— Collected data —
☆ ☆ ☆

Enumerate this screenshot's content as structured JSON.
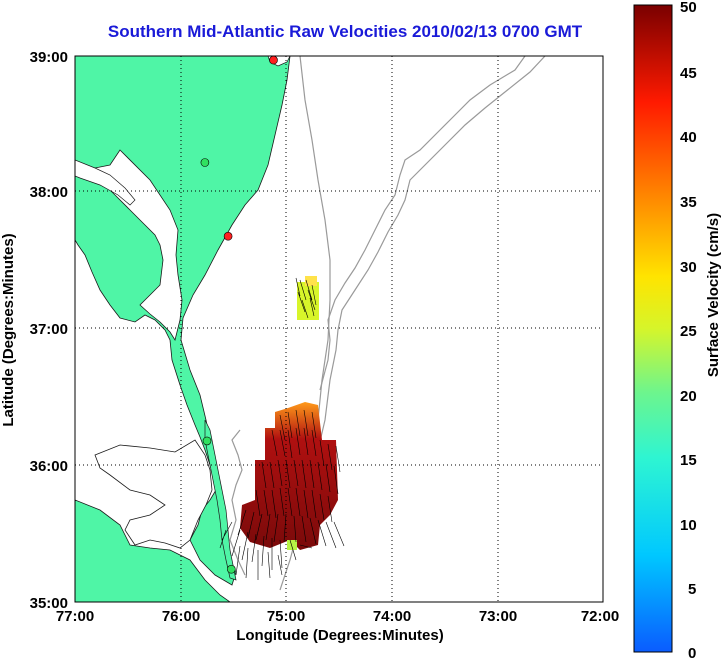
{
  "title": "Southern Mid-Atlantic Raw Velocities 2010/02/13 0700 GMT",
  "x_axis": {
    "label": "Longitude (Degrees:Minutes)",
    "ticks": [
      "77:00",
      "76:00",
      "75:00",
      "74:00",
      "73:00",
      "72:00"
    ]
  },
  "y_axis": {
    "label": "Latitude (Degrees:Minutes)",
    "ticks": [
      "39:00",
      "38:00",
      "37:00",
      "36:00",
      "35:00"
    ]
  },
  "colorbar": {
    "label": "Surface Velocity (cm/s)",
    "min": 0,
    "max": 50,
    "ticks": [
      "50",
      "45",
      "40",
      "35",
      "30",
      "25",
      "20",
      "15",
      "10",
      "5",
      "0"
    ]
  },
  "map_extent": {
    "lon_range": [
      -77,
      -72
    ],
    "lat_range": [
      35,
      39
    ]
  },
  "colors": {
    "land": "#4ff5a6",
    "title": "#1a1ad8",
    "bathymetry": "#9a9a9a"
  },
  "stations": [
    {
      "lon": -75.12,
      "lat": 38.97,
      "status": "red"
    },
    {
      "lon": -75.77,
      "lat": 38.22,
      "status": "green"
    },
    {
      "lon": -75.55,
      "lat": 37.68,
      "status": "red"
    },
    {
      "lon": -75.75,
      "lat": 36.18,
      "status": "green"
    },
    {
      "lon": -75.52,
      "lat": 35.24,
      "status": "green"
    }
  ]
}
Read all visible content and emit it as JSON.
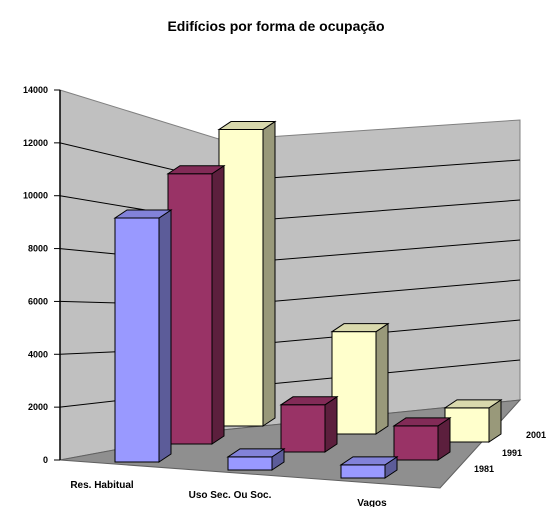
{
  "chart_data": {
    "type": "bar",
    "title": "Edifícios por forma de ocupação",
    "categories": [
      "Res. Habitual",
      "Uso Sec. Ou Soc.",
      "Vagos"
    ],
    "series": [
      {
        "name": "1981",
        "values": [
          9300,
          500,
          500
        ],
        "color": "#9999ff"
      },
      {
        "name": "1991",
        "values": [
          10300,
          1800,
          1300
        ],
        "color": "#993366"
      },
      {
        "name": "2001",
        "values": [
          11300,
          3900,
          1300
        ],
        "color": "#ffffcc"
      }
    ],
    "ylim": [
      0,
      14000
    ],
    "yticks": [
      "0",
      "2000",
      "4000",
      "6000",
      "8000",
      "10000",
      "12000",
      "14000"
    ],
    "ytick_values": [
      0,
      2000,
      4000,
      6000,
      8000,
      10000,
      12000,
      14000
    ],
    "depth_labels": [
      "1981",
      "1991",
      "2001"
    ],
    "grid": true,
    "legend": "none"
  }
}
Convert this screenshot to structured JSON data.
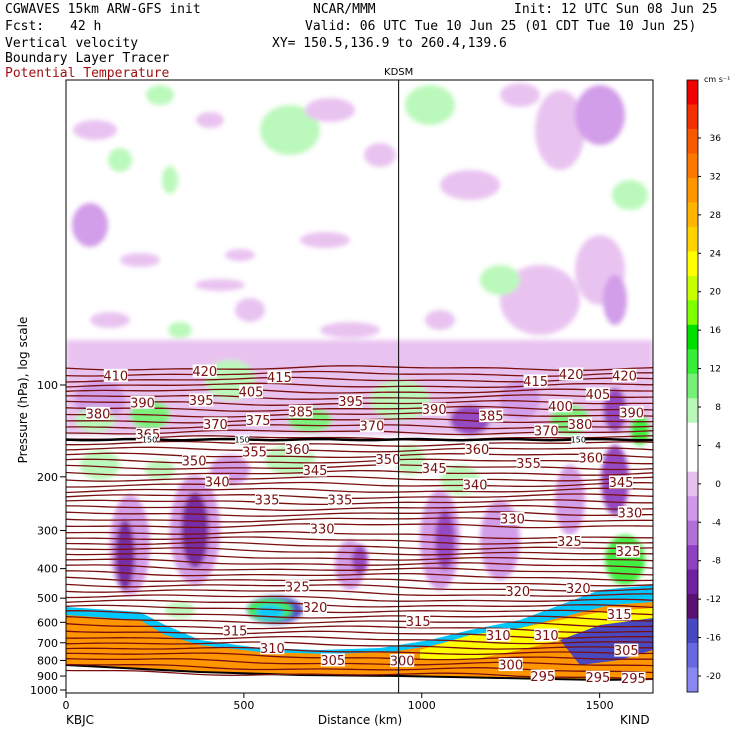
{
  "header": {
    "model_title": "CGWAVES 15km ARW-GFS init",
    "org": "NCAR/MMM",
    "init": "Init: 12 UTC Sun 08 Jun 25",
    "fcst_label": "Fcst:",
    "fcst_value": "42 h",
    "valid": "Valid: 06 UTC Tue 10 Jun 25 (01 CDT Tue 10 Jun 25)",
    "field1": "Vertical velocity",
    "field2": "Boundary Layer Tracer",
    "field3": "Potential Temperature",
    "xy_range": "XY= 150.5,136.9 to 260.4,139.6"
  },
  "colors": {
    "potential_temperature": "#7a0f0f",
    "tropopause_line": "#000000"
  },
  "chart_data": {
    "type": "cross-section",
    "station_marker": "KDSM",
    "station_marker_x_km": 935,
    "left_endpoint": "KBJC",
    "right_endpoint": "KIND",
    "xlabel": "Distance (km)",
    "ylabel": "Pressure (hPa), log scale",
    "xlim": [
      0,
      1650
    ],
    "x_ticks": [
      0,
      500,
      1000,
      1500
    ],
    "y_ticks": [
      100,
      200,
      300,
      400,
      500,
      600,
      700,
      800,
      900,
      1000
    ],
    "y_scale": "log",
    "colorbar": {
      "units": "cm s⁻¹",
      "tick_labels": [
        36,
        32,
        28,
        24,
        20,
        16,
        12,
        8,
        4,
        0,
        -4,
        -8,
        -12,
        -16,
        -20
      ],
      "colors": [
        "#f00000",
        "#f43000",
        "#f85800",
        "#fc7800",
        "#ff9600",
        "#ffb400",
        "#ffd200",
        "#ffff00",
        "#c8ff00",
        "#80ff00",
        "#00e000",
        "#38ee38",
        "#78f078",
        "#b8f8b8",
        "#ffffff",
        "#ffffff",
        "#e8c0f0",
        "#d098e8",
        "#b070d8",
        "#9040c0",
        "#7020a0",
        "#5a1070",
        "#4848c0",
        "#6868e0",
        "#8888f0"
      ]
    },
    "theta_labels": [
      {
        "x": 140,
        "p": 93,
        "v": "410"
      },
      {
        "x": 390,
        "p": 90,
        "v": "420"
      },
      {
        "x": 600,
        "p": 94,
        "v": "415"
      },
      {
        "x": 1320,
        "p": 97,
        "v": "415"
      },
      {
        "x": 1420,
        "p": 92,
        "v": "420"
      },
      {
        "x": 1570,
        "p": 93,
        "v": "420"
      },
      {
        "x": 520,
        "p": 105,
        "v": "405"
      },
      {
        "x": 1495,
        "p": 107,
        "v": "405"
      },
      {
        "x": 215,
        "p": 114,
        "v": "390"
      },
      {
        "x": 380,
        "p": 112,
        "v": "395"
      },
      {
        "x": 800,
        "p": 113,
        "v": "395"
      },
      {
        "x": 1035,
        "p": 120,
        "v": "390"
      },
      {
        "x": 1390,
        "p": 117,
        "v": "400"
      },
      {
        "x": 1590,
        "p": 123,
        "v": "390"
      },
      {
        "x": 90,
        "p": 124,
        "v": "380"
      },
      {
        "x": 660,
        "p": 122,
        "v": "385"
      },
      {
        "x": 1195,
        "p": 126,
        "v": "385"
      },
      {
        "x": 1445,
        "p": 134,
        "v": "380"
      },
      {
        "x": 420,
        "p": 134,
        "v": "370"
      },
      {
        "x": 540,
        "p": 130,
        "v": "375"
      },
      {
        "x": 860,
        "p": 136,
        "v": "370"
      },
      {
        "x": 230,
        "p": 145,
        "v": "365"
      },
      {
        "x": 1350,
        "p": 141,
        "v": "370"
      },
      {
        "x": 650,
        "p": 162,
        "v": "360"
      },
      {
        "x": 1155,
        "p": 162,
        "v": "360"
      },
      {
        "x": 1475,
        "p": 173,
        "v": "360"
      },
      {
        "x": 530,
        "p": 165,
        "v": "355"
      },
      {
        "x": 1300,
        "p": 180,
        "v": "355"
      },
      {
        "x": 360,
        "p": 177,
        "v": "350"
      },
      {
        "x": 905,
        "p": 175,
        "v": "350"
      },
      {
        "x": 700,
        "p": 190,
        "v": "345"
      },
      {
        "x": 1035,
        "p": 187,
        "v": "345"
      },
      {
        "x": 1560,
        "p": 208,
        "v": "345"
      },
      {
        "x": 425,
        "p": 207,
        "v": "340"
      },
      {
        "x": 1150,
        "p": 212,
        "v": "340"
      },
      {
        "x": 565,
        "p": 237,
        "v": "335"
      },
      {
        "x": 770,
        "p": 237,
        "v": "335"
      },
      {
        "x": 720,
        "p": 296,
        "v": "330"
      },
      {
        "x": 1255,
        "p": 274,
        "v": "330"
      },
      {
        "x": 1585,
        "p": 262,
        "v": "330"
      },
      {
        "x": 1415,
        "p": 325,
        "v": "325"
      },
      {
        "x": 1580,
        "p": 350,
        "v": "325"
      },
      {
        "x": 650,
        "p": 458,
        "v": "325"
      },
      {
        "x": 1270,
        "p": 473,
        "v": "320"
      },
      {
        "x": 1440,
        "p": 463,
        "v": "320"
      },
      {
        "x": 700,
        "p": 535,
        "v": "320"
      },
      {
        "x": 475,
        "p": 637,
        "v": "315"
      },
      {
        "x": 990,
        "p": 594,
        "v": "315"
      },
      {
        "x": 1555,
        "p": 563,
        "v": "315"
      },
      {
        "x": 580,
        "p": 727,
        "v": "310"
      },
      {
        "x": 1215,
        "p": 660,
        "v": "310"
      },
      {
        "x": 1350,
        "p": 660,
        "v": "310"
      },
      {
        "x": 750,
        "p": 797,
        "v": "305"
      },
      {
        "x": 1575,
        "p": 740,
        "v": "305"
      },
      {
        "x": 945,
        "p": 800,
        "v": "300"
      },
      {
        "x": 1250,
        "p": 825,
        "v": "300"
      },
      {
        "x": 1340,
        "p": 900,
        "v": "295"
      },
      {
        "x": 1495,
        "p": 908,
        "v": "295"
      },
      {
        "x": 1595,
        "p": 915,
        "v": "295"
      },
      {
        "x": 235,
        "p": 151,
        "v": "150"
      },
      {
        "x": 495,
        "p": 151,
        "v": "150"
      },
      {
        "x": 1440,
        "p": 151,
        "v": "150"
      }
    ],
    "theta_lines_note": "Potential Temperature"
  }
}
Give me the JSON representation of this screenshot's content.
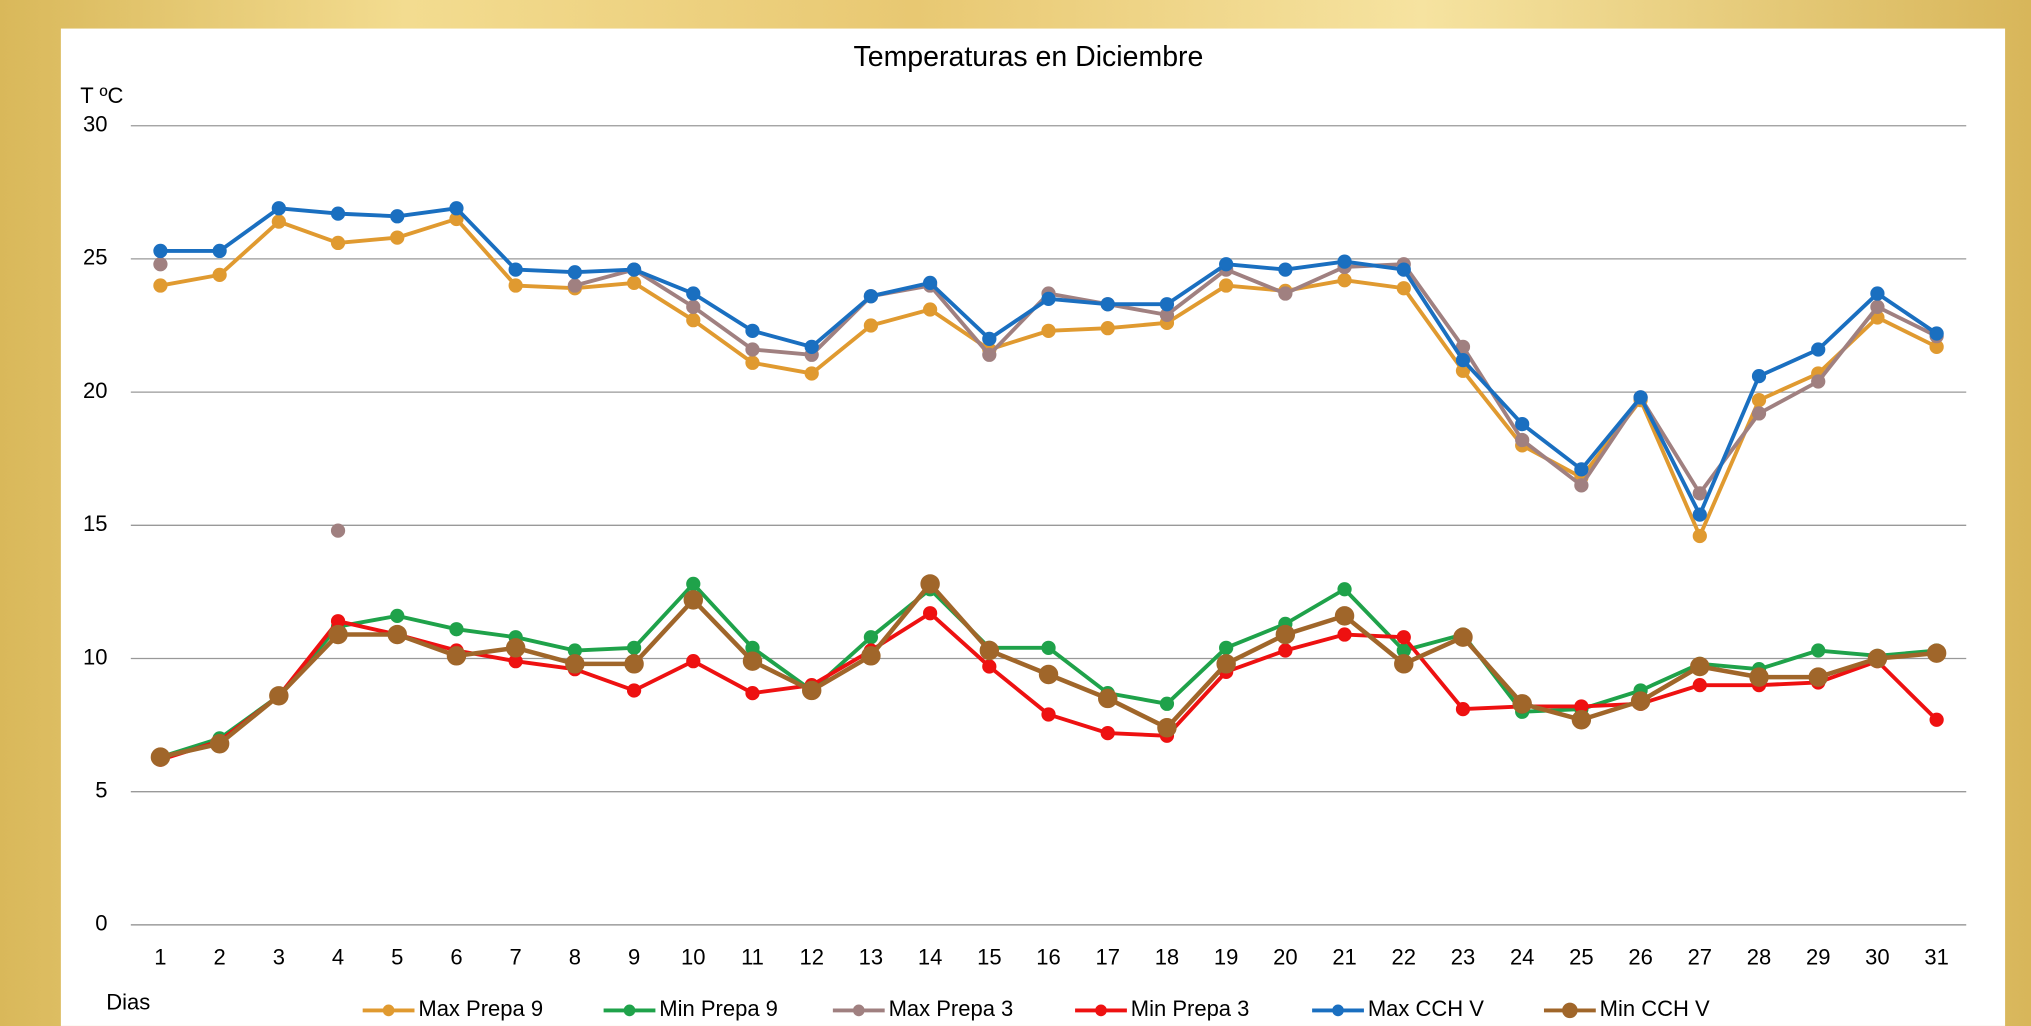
{
  "chart_data": {
    "type": "line",
    "title": "Temperaturas en Diciembre",
    "y_label": "T ºC",
    "x_label": "Dias",
    "categories": [
      "1",
      "2",
      "3",
      "4",
      "5",
      "6",
      "7",
      "8",
      "9",
      "10",
      "11",
      "12",
      "13",
      "14",
      "15",
      "16",
      "17",
      "18",
      "19",
      "20",
      "21",
      "22",
      "23",
      "24",
      "25",
      "26",
      "27",
      "28",
      "29",
      "30",
      "31"
    ],
    "ylim": [
      0,
      30
    ],
    "yticks": [
      0,
      5,
      10,
      15,
      20,
      25,
      30
    ],
    "grid": true,
    "legend": "bottom",
    "series": [
      {
        "name": "Max Prepa 9",
        "color": "#e09a30",
        "values": [
          24.0,
          24.4,
          26.4,
          25.6,
          25.8,
          26.5,
          24.0,
          23.9,
          24.1,
          22.7,
          21.1,
          20.7,
          22.5,
          23.1,
          21.6,
          22.3,
          22.4,
          22.6,
          24.0,
          23.8,
          24.2,
          23.9,
          20.8,
          18.0,
          16.8,
          19.7,
          14.6,
          19.7,
          20.7,
          22.8,
          21.7
        ]
      },
      {
        "name": "Min Prepa 9",
        "color": "#1fa24a",
        "values": [
          6.3,
          7.0,
          8.6,
          11.2,
          11.6,
          11.1,
          10.8,
          10.3,
          10.4,
          12.8,
          10.4,
          8.8,
          10.8,
          12.6,
          10.4,
          10.4,
          8.7,
          8.3,
          10.4,
          11.3,
          12.6,
          10.3,
          10.9,
          8.0,
          8.1,
          8.8,
          9.8,
          9.6,
          10.3,
          10.1,
          10.3
        ]
      },
      {
        "name": "Max Prepa 3",
        "color": "#a08080",
        "values": [
          24.8,
          null,
          null,
          14.8,
          null,
          null,
          null,
          24.0,
          24.6,
          23.2,
          21.6,
          21.4,
          23.6,
          24.0,
          21.4,
          23.7,
          23.3,
          22.9,
          24.6,
          23.7,
          24.7,
          24.8,
          21.7,
          18.2,
          16.5,
          19.8,
          16.2,
          19.2,
          20.4,
          23.2,
          22.1
        ]
      },
      {
        "name": "Min Prepa 3",
        "color": "#ee1111",
        "values": [
          6.2,
          6.9,
          8.6,
          11.4,
          10.9,
          10.3,
          9.9,
          9.6,
          8.8,
          9.9,
          8.7,
          9.0,
          10.3,
          11.7,
          9.7,
          7.9,
          7.2,
          7.1,
          9.5,
          10.3,
          10.9,
          10.8,
          8.1,
          8.2,
          8.2,
          8.3,
          9.0,
          9.0,
          9.1,
          9.9,
          7.7
        ]
      },
      {
        "name": "Max CCH V",
        "color": "#1a6fc0",
        "values": [
          25.3,
          25.3,
          26.9,
          26.7,
          26.6,
          26.9,
          24.6,
          24.5,
          24.6,
          23.7,
          22.3,
          21.7,
          23.6,
          24.1,
          22.0,
          23.5,
          23.3,
          23.3,
          24.8,
          24.6,
          24.9,
          24.6,
          21.2,
          18.8,
          17.1,
          19.8,
          15.4,
          20.6,
          21.6,
          23.7,
          22.2
        ]
      },
      {
        "name": "Min CCH V",
        "color": "#a0662a",
        "values": [
          6.3,
          6.8,
          8.6,
          10.9,
          10.9,
          10.1,
          10.4,
          9.8,
          9.8,
          12.2,
          9.9,
          8.8,
          10.1,
          12.8,
          10.3,
          9.4,
          8.5,
          7.4,
          9.8,
          10.9,
          11.6,
          9.8,
          10.8,
          8.3,
          7.7,
          8.4,
          9.7,
          9.3,
          9.3,
          10.0,
          10.2
        ]
      }
    ]
  }
}
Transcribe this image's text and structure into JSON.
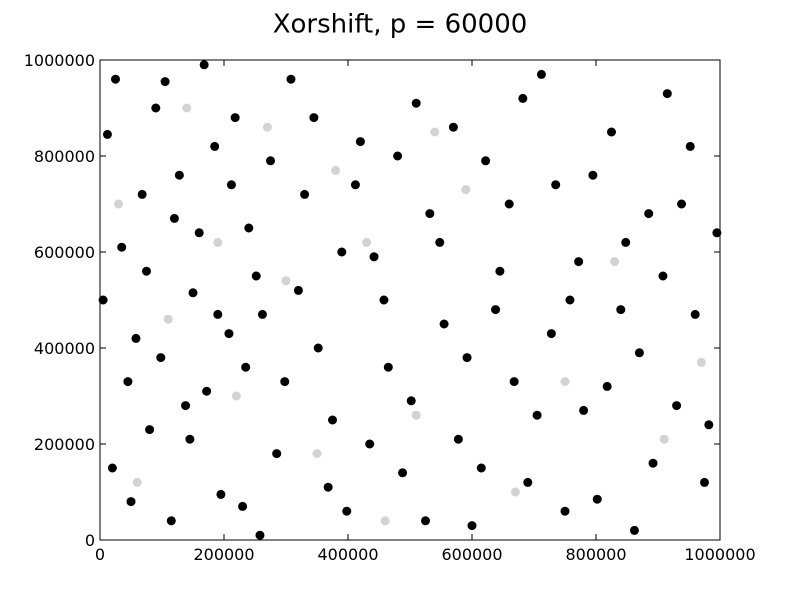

☆ ☆ ☆

— WORK REQUIRED —
Copy each line of the listing that includes "this".

— OUTPUT OF THE TASK —
Enumerate this screenshot's content as structured JSON.
Convert this screenshot to structured JSON data.
Give me the JSON representation of this screenshot's content.
Transcribe this image's text and structure into JSON.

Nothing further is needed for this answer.